::: SUPPLIED MATERIAL :::

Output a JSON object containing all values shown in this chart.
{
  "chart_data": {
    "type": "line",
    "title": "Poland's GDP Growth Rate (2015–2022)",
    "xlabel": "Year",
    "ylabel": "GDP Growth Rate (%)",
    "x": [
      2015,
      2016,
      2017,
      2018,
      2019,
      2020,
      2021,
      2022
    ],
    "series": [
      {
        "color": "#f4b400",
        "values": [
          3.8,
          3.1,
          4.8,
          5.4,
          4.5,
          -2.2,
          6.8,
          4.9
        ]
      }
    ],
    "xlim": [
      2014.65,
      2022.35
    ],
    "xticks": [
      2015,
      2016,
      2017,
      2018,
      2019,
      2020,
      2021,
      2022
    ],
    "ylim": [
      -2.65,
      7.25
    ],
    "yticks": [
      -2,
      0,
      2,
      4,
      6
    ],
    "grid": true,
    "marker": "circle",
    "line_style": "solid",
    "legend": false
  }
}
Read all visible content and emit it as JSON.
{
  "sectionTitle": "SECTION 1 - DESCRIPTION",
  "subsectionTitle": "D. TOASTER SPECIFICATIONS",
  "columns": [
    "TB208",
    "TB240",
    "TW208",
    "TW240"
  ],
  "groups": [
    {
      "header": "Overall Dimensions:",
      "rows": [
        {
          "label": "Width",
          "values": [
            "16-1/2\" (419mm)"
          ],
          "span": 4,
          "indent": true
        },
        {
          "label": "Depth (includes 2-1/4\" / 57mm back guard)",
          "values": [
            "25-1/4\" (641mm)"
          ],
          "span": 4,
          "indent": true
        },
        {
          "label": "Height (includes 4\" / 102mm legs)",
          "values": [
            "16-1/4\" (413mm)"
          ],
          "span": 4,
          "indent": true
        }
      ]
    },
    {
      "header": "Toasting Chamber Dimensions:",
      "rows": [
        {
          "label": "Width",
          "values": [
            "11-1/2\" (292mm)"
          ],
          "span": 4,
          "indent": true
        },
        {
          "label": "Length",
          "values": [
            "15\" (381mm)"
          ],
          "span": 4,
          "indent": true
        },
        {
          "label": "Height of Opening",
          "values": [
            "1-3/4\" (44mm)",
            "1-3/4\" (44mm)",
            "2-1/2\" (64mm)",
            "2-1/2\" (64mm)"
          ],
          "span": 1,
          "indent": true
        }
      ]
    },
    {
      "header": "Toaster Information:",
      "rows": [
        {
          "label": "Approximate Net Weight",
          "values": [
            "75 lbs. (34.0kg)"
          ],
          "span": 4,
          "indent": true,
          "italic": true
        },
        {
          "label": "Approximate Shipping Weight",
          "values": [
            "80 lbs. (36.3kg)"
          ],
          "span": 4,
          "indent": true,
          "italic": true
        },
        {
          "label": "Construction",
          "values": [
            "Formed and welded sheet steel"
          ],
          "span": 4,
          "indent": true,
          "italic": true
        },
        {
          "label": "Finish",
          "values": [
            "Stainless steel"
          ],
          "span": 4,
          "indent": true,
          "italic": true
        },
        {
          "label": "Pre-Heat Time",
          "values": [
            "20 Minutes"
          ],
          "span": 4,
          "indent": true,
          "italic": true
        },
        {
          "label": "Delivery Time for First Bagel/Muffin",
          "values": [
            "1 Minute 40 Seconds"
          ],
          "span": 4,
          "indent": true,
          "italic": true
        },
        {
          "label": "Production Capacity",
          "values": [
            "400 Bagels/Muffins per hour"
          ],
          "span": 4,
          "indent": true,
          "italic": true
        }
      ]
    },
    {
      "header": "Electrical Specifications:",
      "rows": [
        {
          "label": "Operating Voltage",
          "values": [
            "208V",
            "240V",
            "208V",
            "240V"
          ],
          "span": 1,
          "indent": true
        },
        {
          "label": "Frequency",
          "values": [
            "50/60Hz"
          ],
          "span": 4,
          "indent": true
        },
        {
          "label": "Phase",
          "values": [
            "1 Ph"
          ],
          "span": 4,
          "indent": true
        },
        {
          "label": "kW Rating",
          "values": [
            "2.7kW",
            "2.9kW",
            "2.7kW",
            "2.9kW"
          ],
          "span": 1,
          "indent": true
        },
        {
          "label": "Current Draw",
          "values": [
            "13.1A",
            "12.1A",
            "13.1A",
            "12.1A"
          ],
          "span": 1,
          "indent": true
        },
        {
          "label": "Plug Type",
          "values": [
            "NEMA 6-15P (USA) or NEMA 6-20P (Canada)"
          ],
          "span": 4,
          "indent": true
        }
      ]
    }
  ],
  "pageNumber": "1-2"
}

:::

REQUIRED TASK. Answer with a single number: the count of lines holding the word "header".

THE RESPONSE. 4